• [OBIETTIVO] Trasforma tutto il materiale in una tabella Markdown con le colonne Numero e Riga. Inserisci ogni riga non vuota con il suo numero progressivo.

· · ·

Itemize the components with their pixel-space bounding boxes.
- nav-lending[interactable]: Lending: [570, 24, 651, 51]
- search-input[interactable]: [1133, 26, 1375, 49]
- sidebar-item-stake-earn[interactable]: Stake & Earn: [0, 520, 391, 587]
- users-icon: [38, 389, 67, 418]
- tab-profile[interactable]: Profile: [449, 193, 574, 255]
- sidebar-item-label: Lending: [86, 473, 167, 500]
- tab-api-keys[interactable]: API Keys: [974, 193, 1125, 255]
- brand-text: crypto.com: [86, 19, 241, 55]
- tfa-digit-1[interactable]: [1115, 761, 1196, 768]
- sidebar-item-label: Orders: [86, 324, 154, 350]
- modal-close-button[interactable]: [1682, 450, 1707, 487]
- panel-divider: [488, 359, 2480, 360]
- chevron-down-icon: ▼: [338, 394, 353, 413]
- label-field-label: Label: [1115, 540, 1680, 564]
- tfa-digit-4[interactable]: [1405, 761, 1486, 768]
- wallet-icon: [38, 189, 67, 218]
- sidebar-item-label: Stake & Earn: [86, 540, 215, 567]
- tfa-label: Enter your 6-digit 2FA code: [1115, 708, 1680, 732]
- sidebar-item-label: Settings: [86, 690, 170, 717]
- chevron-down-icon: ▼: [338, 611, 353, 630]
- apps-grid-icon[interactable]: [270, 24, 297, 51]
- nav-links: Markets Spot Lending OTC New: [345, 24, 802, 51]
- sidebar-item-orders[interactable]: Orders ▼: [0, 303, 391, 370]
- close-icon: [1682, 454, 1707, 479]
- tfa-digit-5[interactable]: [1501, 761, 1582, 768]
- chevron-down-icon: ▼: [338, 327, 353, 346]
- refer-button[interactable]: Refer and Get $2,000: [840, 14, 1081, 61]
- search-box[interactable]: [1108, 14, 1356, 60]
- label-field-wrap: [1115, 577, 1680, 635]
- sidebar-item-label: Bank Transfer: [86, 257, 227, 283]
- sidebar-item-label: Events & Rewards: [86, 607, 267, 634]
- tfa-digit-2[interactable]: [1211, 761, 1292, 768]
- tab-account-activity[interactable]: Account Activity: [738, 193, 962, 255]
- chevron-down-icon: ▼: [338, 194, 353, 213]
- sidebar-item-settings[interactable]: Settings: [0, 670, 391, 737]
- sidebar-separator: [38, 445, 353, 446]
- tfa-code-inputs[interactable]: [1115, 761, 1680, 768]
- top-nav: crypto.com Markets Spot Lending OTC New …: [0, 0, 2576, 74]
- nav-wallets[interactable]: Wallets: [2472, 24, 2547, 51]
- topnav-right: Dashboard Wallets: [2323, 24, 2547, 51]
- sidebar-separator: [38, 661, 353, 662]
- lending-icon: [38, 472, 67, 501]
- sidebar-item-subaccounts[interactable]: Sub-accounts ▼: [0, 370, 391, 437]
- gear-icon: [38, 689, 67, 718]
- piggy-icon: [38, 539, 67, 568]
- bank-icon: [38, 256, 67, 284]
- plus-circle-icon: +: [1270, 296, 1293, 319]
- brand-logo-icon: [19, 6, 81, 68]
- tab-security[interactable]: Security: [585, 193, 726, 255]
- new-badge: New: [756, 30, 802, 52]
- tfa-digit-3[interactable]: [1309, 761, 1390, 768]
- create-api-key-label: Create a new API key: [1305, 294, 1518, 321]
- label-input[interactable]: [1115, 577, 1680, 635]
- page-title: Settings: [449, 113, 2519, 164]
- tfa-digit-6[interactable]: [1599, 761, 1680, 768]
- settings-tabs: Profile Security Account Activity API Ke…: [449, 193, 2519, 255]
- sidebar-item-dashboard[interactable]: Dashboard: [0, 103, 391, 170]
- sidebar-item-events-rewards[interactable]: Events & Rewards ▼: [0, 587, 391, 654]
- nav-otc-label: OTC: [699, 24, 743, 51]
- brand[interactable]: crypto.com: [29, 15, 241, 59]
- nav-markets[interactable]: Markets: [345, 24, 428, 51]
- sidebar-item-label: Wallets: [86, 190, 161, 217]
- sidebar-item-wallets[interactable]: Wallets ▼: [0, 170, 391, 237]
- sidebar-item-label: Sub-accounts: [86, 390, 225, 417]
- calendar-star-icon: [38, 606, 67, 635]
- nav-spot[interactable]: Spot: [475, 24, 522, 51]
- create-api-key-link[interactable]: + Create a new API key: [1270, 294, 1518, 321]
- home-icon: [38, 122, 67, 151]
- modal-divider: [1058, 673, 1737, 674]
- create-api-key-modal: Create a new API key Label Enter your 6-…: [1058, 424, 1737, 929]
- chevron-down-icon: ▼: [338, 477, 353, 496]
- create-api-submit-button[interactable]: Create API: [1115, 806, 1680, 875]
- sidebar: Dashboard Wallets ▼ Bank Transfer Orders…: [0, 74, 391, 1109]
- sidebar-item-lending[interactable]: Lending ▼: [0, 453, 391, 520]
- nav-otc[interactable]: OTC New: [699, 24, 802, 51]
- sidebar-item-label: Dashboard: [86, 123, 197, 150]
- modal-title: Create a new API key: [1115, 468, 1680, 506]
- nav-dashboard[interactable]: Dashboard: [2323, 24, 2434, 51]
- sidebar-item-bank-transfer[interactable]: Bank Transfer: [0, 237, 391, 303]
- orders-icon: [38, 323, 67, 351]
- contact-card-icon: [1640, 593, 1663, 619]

· · ·

• [RISULTATO]
| Numero | Riga |
|---|---|
| 1 | Itemize the components with their pixel-space bounding boxes. |
| 2 | - nav-lending[interactable]: Lending: [570, 24, 651, 51] |
| 3 | - search-input[interactable]: [1133, 26, 1375, 49] |
| 4 | - sidebar-item-stake-earn[interactable]: Stake & Earn: [0, 520, 391, 587] |
| 5 | - users-icon: [38, 389, 67, 418] |
| 6 | - tab-profile[interactable]: Profile: [449, 193, 574, 255] |
| 7 | - sidebar-item-label: Lending: [86, 473, 167, 500] |
| 8 | - tab-api-keys[interactable]: API Keys: [974, 193, 1125, 255] |
| 9 | - brand-text: crypto.com: [86, 19, 241, 55] |
| 10 | - tfa-digit-1[interactable]: [1115, 761, 1196, 768] |
| 11 | - sidebar-item-label: Orders: [86, 324, 154, 350] |
| 12 | - modal-close-button[interactable]: [1682, 450, 1707, 487] |
| 13 | - panel-divider: [488, 359, 2480, 360] |
| 14 | - chevron-down-icon: ▼: [338, 394, 353, 413] |
| 15 | - label-field-label: Label: [1115, 540, 1680, 564] |
| 16 | - tfa-digit-4[interactable]: [1405, 761, 1486, 768] |
| 17 | - wallet-icon: [38, 189, 67, 218] |
| 18 | - sidebar-item-label: Stake & Earn: [86, 540, 215, 567] |
| 19 | - tfa-label: Enter your 6-digit 2FA code: [1115, 708, 1680, 732] |
| 20 | - sidebar-item-label: Settings: [86, 690, 170, 717] |
| 21 | - chevron-down-icon: ▼: [338, 611, 353, 630] |
| 22 | - apps-grid-icon[interactable]: [270, 24, 297, 51] |
| 23 | - nav-links: Markets Spot Lending OTC New: [345, 24, 802, 51] |
| 24 | - sidebar-item-orders[interactable]: Orders ▼: [0, 303, 391, 370] |
| 25 | - close-icon: [1682, 454, 1707, 479] |
| 26 | - tfa-digit-5[interactable]: [1501, 761, 1582, 768] |
| 27 | - chevron-down-icon: ▼: [338, 327, 353, 346] |
| 28 | - refer-button[interactable]: Refer and Get $2,000: [840, 14, 1081, 61] |
| 29 | - search-box[interactable]: [1108, 14, 1356, 60] |
| 30 | - label-field-wrap: [1115, 577, 1680, 635] |
| 31 | - sidebar-item-label: Bank Transfer: [86, 257, 227, 283] |
| 32 | - sidebar-item-label: Events & Rewards: [86, 607, 267, 634] |
| 33 | - tfa-digit-2[interactable]: [1211, 761, 1292, 768] |
| 34 | - tab-account-activity[interactable]: Account Activity: [738, 193, 962, 255] |
| 35 | - chevron-down-icon: ▼: [338, 194, 353, 213] |
| 36 | - sidebar-item-settings[interactable]: Settings: [0, 670, 391, 737] |
| 37 | - sidebar-separator: [38, 445, 353, 446] |
| 38 | - tfa-code-inputs[interactable]: [1115, 761, 1680, 768] |
| 39 | - top-nav: crypto.com Markets Spot Lending OTC New …: [0, 0, 2576, 74] |
| 40 | - nav-wallets[interactable]: Wallets: [2472, 24, 2547, 51] |
| 41 | - topnav-right: Dashboard Wallets: [2323, 24, 2547, 51] |
| 42 | - sidebar-separator: [38, 661, 353, 662] |
| 43 | - lending-icon: [38, 472, 67, 501] |
| 44 | - sidebar-item-subaccounts[interactable]: Sub-accounts ▼: [0, 370, 391, 437] |
| 45 | - gear-icon: [38, 689, 67, 718] |
| 46 | - piggy-icon: [38, 539, 67, 568] |
| 47 | - bank-icon: [38, 256, 67, 284] |
| 48 | - plus-circle-icon: +: [1270, 296, 1293, 319] |
| 49 | - brand-logo-icon: [19, 6, 81, 68] |
| 50 | - tab-security[interactable]: Security: [585, 193, 726, 255] |
| 51 | - new-badge: New: [756, 30, 802, 52] |
| 52 | - tfa-digit-3[interactable]: [1309, 761, 1390, 768] |
| 53 | - create-api-key-label: Create a new API key: [1305, 294, 1518, 321] |
| 54 | - label-input[interactable]: [1115, 577, 1680, 635] |
| 55 | - page-title: Settings: [449, 113, 2519, 164] |
| 56 | - tfa-digit-6[interactable]: [1599, 761, 1680, 768] |
| 57 | - settings-tabs: Profile Security Account Activity API Ke…: [449, 193, 2519, 255] |
| 58 | - sidebar-item-dashboard[interactable]: Dashboard: [0, 103, 391, 170] |
| 59 | - sidebar-item-events-rewards[interactable]: Events & Rewards ▼: [0, 587, 391, 654] |
| 60 | - nav-otc-label: OTC: [699, 24, 743, 51] |
| 61 | - brand[interactable]: crypto.com: [29, 15, 241, 59] |
| 62 | - nav-markets[interactable]: Markets: [345, 24, 428, 51] |
| 63 | - sidebar-item-label: Wallets: [86, 190, 161, 217] |
| 64 | - sidebar-item-wallets[interactable]: Wallets ▼: [0, 170, 391, 237] |
| 65 | - sidebar-item-label: Sub-accounts: [86, 390, 225, 417] |
| 66 | - calendar-star-icon: [38, 606, 67, 635] |
| 67 | - nav-spot[interactable]: Spot: [475, 24, 522, 51] |
| 68 | - create-api-key-link[interactable]: + Create a new API key: [1270, 294, 1518, 321] |
| 69 | - home-icon: [38, 122, 67, 151] |
| 70 | - modal-divider: [1058, 673, 1737, 674] |
| 71 | - create-api-key-modal: Create a new API key Label Enter your 6-…: [1058, 424, 1737, 929] |
| 72 | - chevron-down-icon: ▼: [338, 477, 353, 496] |
| 73 | - create-api-submit-button[interactable]: Create API: [1115, 806, 1680, 875] |
| 74 | - sidebar: Dashboard Wallets ▼ Bank Transfer Orders…: [0, 74, 391, 1109] |
| 75 | - sidebar-item-lending[interactable]: Lending ▼: [0, 453, 391, 520] |
| 76 | - nav-otc[interactable]: OTC New: [699, 24, 802, 51] |
| 77 | - sidebar-item-label: Dashboard: [86, 123, 197, 150] |
| 78 | - modal-title: Create a new API key: [1115, 468, 1680, 506] |
| 79 | - nav-dashboard[interactable]: Dashboard: [2323, 24, 2434, 51] |
| 80 | - sidebar-item-bank-transfer[interactable]: Bank Transfer: [0, 237, 391, 303] |
| 81 | - orders-icon: [38, 323, 67, 351] |
| 82 | - contact-card-icon: [1640, 593, 1663, 619] |